- **Task instructions**:
In the entries that follow, how many lines contain the word "comunicación"? Answer with the number only.

---

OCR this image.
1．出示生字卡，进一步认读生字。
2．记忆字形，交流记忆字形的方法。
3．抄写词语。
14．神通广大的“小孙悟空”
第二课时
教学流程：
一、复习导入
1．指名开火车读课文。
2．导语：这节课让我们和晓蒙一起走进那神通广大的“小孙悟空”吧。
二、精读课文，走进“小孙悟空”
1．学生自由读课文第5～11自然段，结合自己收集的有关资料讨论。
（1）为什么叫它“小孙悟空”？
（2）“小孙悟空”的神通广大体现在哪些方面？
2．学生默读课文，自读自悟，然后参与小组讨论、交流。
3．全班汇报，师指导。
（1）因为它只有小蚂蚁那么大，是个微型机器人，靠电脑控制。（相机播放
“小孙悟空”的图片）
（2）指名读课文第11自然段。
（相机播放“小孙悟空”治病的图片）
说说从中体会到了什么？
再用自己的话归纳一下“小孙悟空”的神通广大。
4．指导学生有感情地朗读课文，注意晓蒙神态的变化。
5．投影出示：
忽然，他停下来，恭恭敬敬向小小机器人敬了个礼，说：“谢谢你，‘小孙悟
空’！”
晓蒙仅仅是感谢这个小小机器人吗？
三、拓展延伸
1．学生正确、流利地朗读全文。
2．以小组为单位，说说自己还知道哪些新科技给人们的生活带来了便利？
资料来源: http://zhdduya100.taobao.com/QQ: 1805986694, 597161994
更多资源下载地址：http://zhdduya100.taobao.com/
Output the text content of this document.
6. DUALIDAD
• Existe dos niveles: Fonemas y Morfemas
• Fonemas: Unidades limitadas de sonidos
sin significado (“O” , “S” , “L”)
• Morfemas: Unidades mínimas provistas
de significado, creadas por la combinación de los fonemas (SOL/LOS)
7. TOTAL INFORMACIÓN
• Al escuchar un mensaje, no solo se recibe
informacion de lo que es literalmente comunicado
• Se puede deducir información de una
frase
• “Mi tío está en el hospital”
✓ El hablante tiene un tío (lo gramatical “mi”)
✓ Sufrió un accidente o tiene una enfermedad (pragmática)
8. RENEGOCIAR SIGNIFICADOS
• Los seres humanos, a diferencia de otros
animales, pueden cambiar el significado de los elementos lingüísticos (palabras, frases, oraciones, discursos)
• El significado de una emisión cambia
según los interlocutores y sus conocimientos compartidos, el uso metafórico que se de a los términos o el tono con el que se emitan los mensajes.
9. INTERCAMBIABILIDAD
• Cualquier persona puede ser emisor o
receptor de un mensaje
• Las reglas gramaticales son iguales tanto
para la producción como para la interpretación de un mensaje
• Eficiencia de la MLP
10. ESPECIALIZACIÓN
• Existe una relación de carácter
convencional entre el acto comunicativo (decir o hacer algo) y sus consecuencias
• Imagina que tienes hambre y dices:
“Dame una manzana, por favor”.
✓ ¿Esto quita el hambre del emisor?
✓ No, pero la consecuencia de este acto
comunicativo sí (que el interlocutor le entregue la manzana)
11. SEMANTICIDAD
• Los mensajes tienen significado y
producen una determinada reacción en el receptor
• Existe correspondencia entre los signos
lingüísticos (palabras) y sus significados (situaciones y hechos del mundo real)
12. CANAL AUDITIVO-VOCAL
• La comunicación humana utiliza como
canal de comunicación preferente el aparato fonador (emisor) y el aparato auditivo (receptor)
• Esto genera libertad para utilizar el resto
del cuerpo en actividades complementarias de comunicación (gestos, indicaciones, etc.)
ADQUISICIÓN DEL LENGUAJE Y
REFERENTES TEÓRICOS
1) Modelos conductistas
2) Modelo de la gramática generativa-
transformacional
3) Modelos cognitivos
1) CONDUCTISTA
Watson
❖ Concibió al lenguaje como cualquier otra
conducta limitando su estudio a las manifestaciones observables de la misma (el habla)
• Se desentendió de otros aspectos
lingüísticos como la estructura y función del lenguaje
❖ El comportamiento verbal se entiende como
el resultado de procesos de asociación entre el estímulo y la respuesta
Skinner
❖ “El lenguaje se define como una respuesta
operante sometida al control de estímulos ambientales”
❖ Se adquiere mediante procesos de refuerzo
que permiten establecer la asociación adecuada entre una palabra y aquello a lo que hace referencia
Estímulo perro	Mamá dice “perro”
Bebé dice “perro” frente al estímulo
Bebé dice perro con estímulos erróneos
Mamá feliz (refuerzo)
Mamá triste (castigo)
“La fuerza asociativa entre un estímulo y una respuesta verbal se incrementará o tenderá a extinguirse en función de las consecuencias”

---

- **Answer to this task**:
3